◆ Problem statement:
All of the lines below are to be transcribed faithfully, with pictures excluded from the copy.

◆ Extracted information:

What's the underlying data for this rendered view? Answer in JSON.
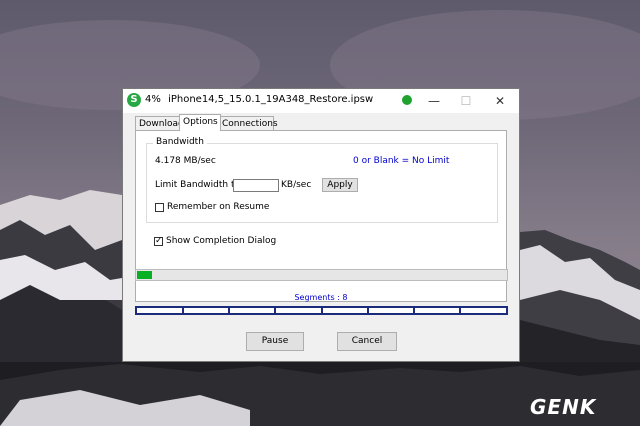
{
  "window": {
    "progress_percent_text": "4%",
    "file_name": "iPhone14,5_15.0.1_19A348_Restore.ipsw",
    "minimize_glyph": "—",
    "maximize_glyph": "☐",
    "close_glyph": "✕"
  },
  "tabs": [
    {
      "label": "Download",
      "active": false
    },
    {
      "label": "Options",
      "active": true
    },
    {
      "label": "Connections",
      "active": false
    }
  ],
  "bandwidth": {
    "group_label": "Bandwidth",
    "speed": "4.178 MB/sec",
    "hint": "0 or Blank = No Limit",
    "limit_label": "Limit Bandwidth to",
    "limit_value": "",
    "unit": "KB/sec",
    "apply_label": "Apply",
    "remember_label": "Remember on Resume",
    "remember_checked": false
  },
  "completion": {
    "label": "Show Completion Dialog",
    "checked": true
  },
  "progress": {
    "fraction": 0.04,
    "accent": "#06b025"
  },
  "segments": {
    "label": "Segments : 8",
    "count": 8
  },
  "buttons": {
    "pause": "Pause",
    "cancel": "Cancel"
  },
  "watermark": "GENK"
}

◆ The response:
What's the underlying data for this rendered view? Answer in JSON.
{
  "window": {
    "progress_percent_text": "4%",
    "file_name": "iPhone14,5_15.0.1_19A348_Restore.ipsw",
    "minimize_glyph": "—",
    "maximize_glyph": "☐",
    "close_glyph": "✕"
  },
  "tabs": [
    {
      "label": "Download",
      "active": false
    },
    {
      "label": "Options",
      "active": true
    },
    {
      "label": "Connections",
      "active": false
    }
  ],
  "bandwidth": {
    "group_label": "Bandwidth",
    "speed": "4.178 MB/sec",
    "hint": "0 or Blank = No Limit",
    "limit_label": "Limit Bandwidth to",
    "limit_value": "",
    "unit": "KB/sec",
    "apply_label": "Apply",
    "remember_label": "Remember on Resume",
    "remember_checked": false
  },
  "completion": {
    "label": "Show Completion Dialog",
    "checked": true
  },
  "progress": {
    "fraction": 0.04,
    "accent": "#06b025"
  },
  "segments": {
    "label": "Segments : 8",
    "count": 8
  },
  "buttons": {
    "pause": "Pause",
    "cancel": "Cancel"
  },
  "watermark": "GENK"
}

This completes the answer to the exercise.